Start of Task material

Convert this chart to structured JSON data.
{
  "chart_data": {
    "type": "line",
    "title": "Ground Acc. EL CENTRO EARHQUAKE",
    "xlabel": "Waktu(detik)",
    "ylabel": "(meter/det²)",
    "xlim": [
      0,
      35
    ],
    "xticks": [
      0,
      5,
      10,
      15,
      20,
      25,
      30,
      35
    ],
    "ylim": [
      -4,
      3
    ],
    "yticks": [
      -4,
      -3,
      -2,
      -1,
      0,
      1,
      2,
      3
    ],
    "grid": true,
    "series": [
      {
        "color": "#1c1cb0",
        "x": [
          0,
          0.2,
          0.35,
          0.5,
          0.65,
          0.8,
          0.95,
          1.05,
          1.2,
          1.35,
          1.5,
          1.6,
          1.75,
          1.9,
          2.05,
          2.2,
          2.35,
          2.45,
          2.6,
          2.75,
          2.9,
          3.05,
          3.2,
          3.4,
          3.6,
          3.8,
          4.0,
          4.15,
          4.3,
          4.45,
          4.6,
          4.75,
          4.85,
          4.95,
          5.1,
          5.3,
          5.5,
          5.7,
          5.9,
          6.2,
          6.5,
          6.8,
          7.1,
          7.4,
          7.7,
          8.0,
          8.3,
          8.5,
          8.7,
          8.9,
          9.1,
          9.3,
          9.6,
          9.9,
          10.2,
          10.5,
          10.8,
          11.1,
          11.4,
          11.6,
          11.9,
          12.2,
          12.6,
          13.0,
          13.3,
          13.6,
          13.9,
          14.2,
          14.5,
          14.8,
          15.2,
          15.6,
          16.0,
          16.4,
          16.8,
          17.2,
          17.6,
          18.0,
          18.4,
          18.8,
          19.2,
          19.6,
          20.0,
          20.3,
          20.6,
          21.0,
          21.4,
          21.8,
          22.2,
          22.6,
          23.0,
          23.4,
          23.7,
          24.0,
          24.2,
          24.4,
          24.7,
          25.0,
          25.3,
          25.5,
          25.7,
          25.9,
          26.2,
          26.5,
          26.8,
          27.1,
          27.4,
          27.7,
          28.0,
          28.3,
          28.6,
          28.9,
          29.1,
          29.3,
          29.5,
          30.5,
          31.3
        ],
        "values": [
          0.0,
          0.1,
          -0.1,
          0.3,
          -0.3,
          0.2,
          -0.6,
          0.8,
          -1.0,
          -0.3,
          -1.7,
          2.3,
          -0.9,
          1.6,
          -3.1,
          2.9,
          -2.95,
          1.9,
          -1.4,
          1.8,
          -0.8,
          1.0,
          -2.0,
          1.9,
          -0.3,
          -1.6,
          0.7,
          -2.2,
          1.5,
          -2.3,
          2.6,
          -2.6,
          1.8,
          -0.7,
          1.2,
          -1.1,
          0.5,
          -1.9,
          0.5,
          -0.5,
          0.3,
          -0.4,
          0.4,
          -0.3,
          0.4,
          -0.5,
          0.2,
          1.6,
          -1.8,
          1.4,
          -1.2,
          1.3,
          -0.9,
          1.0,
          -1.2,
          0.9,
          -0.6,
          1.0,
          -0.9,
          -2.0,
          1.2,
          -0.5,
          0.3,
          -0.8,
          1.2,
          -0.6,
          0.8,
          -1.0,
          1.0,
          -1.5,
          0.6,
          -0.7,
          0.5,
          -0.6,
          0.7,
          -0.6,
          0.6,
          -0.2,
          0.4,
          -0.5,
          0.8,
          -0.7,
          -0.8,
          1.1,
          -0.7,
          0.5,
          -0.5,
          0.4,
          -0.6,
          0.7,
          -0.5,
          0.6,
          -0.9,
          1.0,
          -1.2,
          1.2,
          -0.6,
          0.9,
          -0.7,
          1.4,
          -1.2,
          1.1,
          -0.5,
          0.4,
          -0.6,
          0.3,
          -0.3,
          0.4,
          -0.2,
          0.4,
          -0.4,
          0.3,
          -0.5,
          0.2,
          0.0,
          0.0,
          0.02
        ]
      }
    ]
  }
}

End of Task material

**Short exercise:**
Extract each record, keeping it identical to the original.

**Exercise answer:**
Convert this chart to structured JSON data.
{
  "chart_data": {
    "type": "line",
    "title": "Ground Acc. EL CENTRO EARHQUAKE",
    "xlabel": "Waktu(detik)",
    "ylabel": "(meter/det²)",
    "xlim": [
      0,
      35
    ],
    "xticks": [
      0,
      5,
      10,
      15,
      20,
      25,
      30,
      35
    ],
    "ylim": [
      -4,
      3
    ],
    "yticks": [
      -4,
      -3,
      -2,
      -1,
      0,
      1,
      2,
      3
    ],
    "grid": true,
    "series": [
      {
        "color": "#1c1cb0",
        "x": [
          0,
          0.2,
          0.35,
          0.5,
          0.65,
          0.8,
          0.95,
          1.05,
          1.2,
          1.35,
          1.5,
          1.6,
          1.75,
          1.9,
          2.05,
          2.2,
          2.35,
          2.45,
          2.6,
          2.75,
          2.9,
          3.05,
          3.2,
          3.4,
          3.6,
          3.8,
          4.0,
          4.15,
          4.3,
          4.45,
          4.6,
          4.75,
          4.85,
          4.95,
          5.1,
          5.3,
          5.5,
          5.7,
          5.9,
          6.2,
          6.5,
          6.8,
          7.1,
          7.4,
          7.7,
          8.0,
          8.3,
          8.5,
          8.7,
          8.9,
          9.1,
          9.3,
          9.6,
          9.9,
          10.2,
          10.5,
          10.8,
          11.1,
          11.4,
          11.6,
          11.9,
          12.2,
          12.6,
          13.0,
          13.3,
          13.6,
          13.9,
          14.2,
          14.5,
          14.8,
          15.2,
          15.6,
          16.0,
          16.4,
          16.8,
          17.2,
          17.6,
          18.0,
          18.4,
          18.8,
          19.2,
          19.6,
          20.0,
          20.3,
          20.6,
          21.0,
          21.4,
          21.8,
          22.2,
          22.6,
          23.0,
          23.4,
          23.7,
          24.0,
          24.2,
          24.4,
          24.7,
          25.0,
          25.3,
          25.5,
          25.7,
          25.9,
          26.2,
          26.5,
          26.8,
          27.1,
          27.4,
          27.7,
          28.0,
          28.3,
          28.6,
          28.9,
          29.1,
          29.3,
          29.5,
          30.5,
          31.3
        ],
        "values": [
          0.0,
          0.1,
          -0.1,
          0.3,
          -0.3,
          0.2,
          -0.6,
          0.8,
          -1.0,
          -0.3,
          -1.7,
          2.3,
          -0.9,
          1.6,
          -3.1,
          2.9,
          -2.95,
          1.9,
          -1.4,
          1.8,
          -0.8,
          1.0,
          -2.0,
          1.9,
          -0.3,
          -1.6,
          0.7,
          -2.2,
          1.5,
          -2.3,
          2.6,
          -2.6,
          1.8,
          -0.7,
          1.2,
          -1.1,
          0.5,
          -1.9,
          0.5,
          -0.5,
          0.3,
          -0.4,
          0.4,
          -0.3,
          0.4,
          -0.5,
          0.2,
          1.6,
          -1.8,
          1.4,
          -1.2,
          1.3,
          -0.9,
          1.0,
          -1.2,
          0.9,
          -0.6,
          1.0,
          -0.9,
          -2.0,
          1.2,
          -0.5,
          0.3,
          -0.8,
          1.2,
          -0.6,
          0.8,
          -1.0,
          1.0,
          -1.5,
          0.6,
          -0.7,
          0.5,
          -0.6,
          0.7,
          -0.6,
          0.6,
          -0.2,
          0.4,
          -0.5,
          0.8,
          -0.7,
          -0.8,
          1.1,
          -0.7,
          0.5,
          -0.5,
          0.4,
          -0.6,
          0.7,
          -0.5,
          0.6,
          -0.9,
          1.0,
          -1.2,
          1.2,
          -0.6,
          0.9,
          -0.7,
          1.4,
          -1.2,
          1.1,
          -0.5,
          0.4,
          -0.6,
          0.3,
          -0.3,
          0.4,
          -0.2,
          0.4,
          -0.4,
          0.3,
          -0.5,
          0.2,
          0.0,
          0.0,
          0.02
        ]
      }
    ]
  }
}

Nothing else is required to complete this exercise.